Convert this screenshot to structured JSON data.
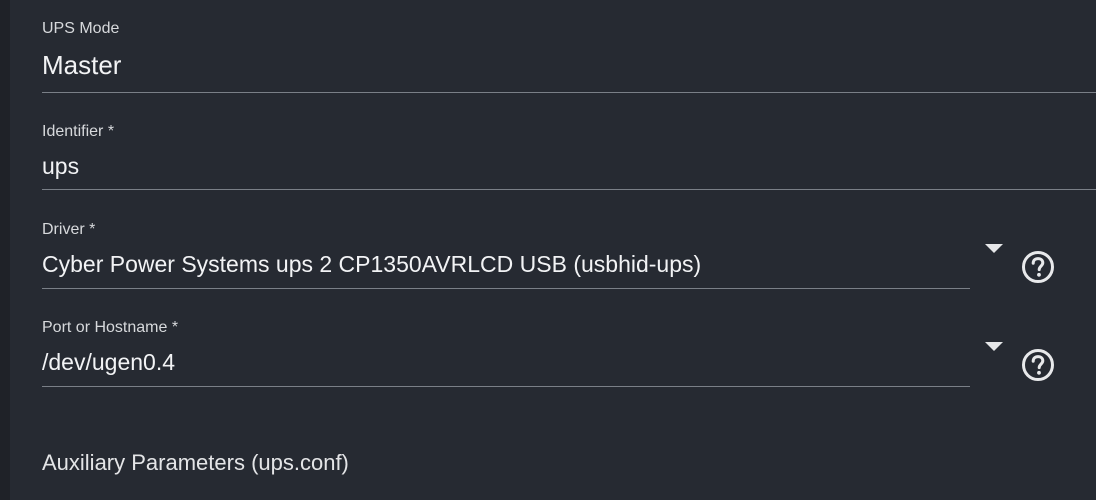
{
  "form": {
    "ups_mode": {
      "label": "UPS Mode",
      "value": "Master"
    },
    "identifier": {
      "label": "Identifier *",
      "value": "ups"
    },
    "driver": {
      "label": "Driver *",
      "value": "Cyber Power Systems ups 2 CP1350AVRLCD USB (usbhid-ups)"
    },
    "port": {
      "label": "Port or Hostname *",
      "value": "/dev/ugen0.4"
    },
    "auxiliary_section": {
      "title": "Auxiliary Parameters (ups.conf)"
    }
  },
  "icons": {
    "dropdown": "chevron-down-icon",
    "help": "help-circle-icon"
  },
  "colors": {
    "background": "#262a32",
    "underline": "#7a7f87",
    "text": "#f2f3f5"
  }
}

------------------------------------------------------------

Can you restate all the records above word for word while dropping the pictures?

Convert this screenshot to structured JSON data.
{
  "form": {
    "ups_mode": {
      "label": "UPS Mode",
      "value": "Master"
    },
    "identifier": {
      "label": "Identifier *",
      "value": "ups"
    },
    "driver": {
      "label": "Driver *",
      "value": "Cyber Power Systems ups 2 CP1350AVRLCD USB (usbhid-ups)"
    },
    "port": {
      "label": "Port or Hostname *",
      "value": "/dev/ugen0.4"
    },
    "auxiliary_section": {
      "title": "Auxiliary Parameters (ups.conf)"
    }
  },
  "icons": {
    "dropdown": "chevron-down-icon",
    "help": "help-circle-icon"
  },
  "colors": {
    "background": "#262a32",
    "underline": "#7a7f87",
    "text": "#f2f3f5"
  }
}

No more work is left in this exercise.